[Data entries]
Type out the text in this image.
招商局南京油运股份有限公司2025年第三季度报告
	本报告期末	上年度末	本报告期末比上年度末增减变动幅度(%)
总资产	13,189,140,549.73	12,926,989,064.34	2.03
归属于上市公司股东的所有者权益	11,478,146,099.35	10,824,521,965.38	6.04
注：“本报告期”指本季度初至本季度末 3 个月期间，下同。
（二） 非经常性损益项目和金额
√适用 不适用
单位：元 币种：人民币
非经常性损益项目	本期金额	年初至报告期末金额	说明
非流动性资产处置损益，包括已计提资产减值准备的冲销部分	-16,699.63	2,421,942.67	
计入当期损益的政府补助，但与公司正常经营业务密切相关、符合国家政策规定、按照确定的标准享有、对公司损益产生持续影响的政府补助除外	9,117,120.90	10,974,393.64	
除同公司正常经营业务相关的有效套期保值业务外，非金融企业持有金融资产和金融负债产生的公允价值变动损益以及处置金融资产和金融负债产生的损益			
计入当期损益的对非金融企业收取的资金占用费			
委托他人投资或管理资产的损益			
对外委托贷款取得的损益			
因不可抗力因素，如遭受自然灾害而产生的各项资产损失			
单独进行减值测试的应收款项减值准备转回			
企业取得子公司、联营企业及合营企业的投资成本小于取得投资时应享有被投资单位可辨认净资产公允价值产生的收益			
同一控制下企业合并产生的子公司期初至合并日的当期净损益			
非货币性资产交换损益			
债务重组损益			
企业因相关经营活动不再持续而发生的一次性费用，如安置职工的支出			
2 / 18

Aim of the task:
Output all of the material, please, exactly as it stands.

Answer to this exercise:
Type out the text in this image.
招商局南京油运股份有限公司2025年第三季度报告
	本报告期末	上年度末	本报告期末比上年度末增减变动幅度(%)
总资产	13,189,140,549.73	12,926,989,064.34	2.03
归属于上市公司股东的所有者权益	11,478,146,099.35	10,824,521,965.38	6.04
注：“本报告期”指本季度初至本季度末 3 个月期间，下同。
（二） 非经常性损益项目和金额
√适用 不适用
单位：元 币种：人民币
非经常性损益项目	本期金额	年初至报告期末金额	说明
非流动性资产处置损益，包括已计提资产减值准备的冲销部分	-16,699.63	2,421,942.67	
计入当期损益的政府补助，但与公司正常经营业务密切相关、符合国家政策规定、按照确定的标准享有、对公司损益产生持续影响的政府补助除外	9,117,120.90	10,974,393.64	
除同公司正常经营业务相关的有效套期保值业务外，非金融企业持有金融资产和金融负债产生的公允价值变动损益以及处置金融资产和金融负债产生的损益			
计入当期损益的对非金融企业收取的资金占用费			
委托他人投资或管理资产的损益			
对外委托贷款取得的损益			
因不可抗力因素，如遭受自然灾害而产生的各项资产损失			
单独进行减值测试的应收款项减值准备转回			
企业取得子公司、联营企业及合营企业的投资成本小于取得投资时应享有被投资单位可辨认净资产公允价值产生的收益			
同一控制下企业合并产生的子公司期初至合并日的当期净损益			
非货币性资产交换损益			
债务重组损益			
企业因相关经营活动不再持续而发生的一次性费用，如安置职工的支出			
2 / 18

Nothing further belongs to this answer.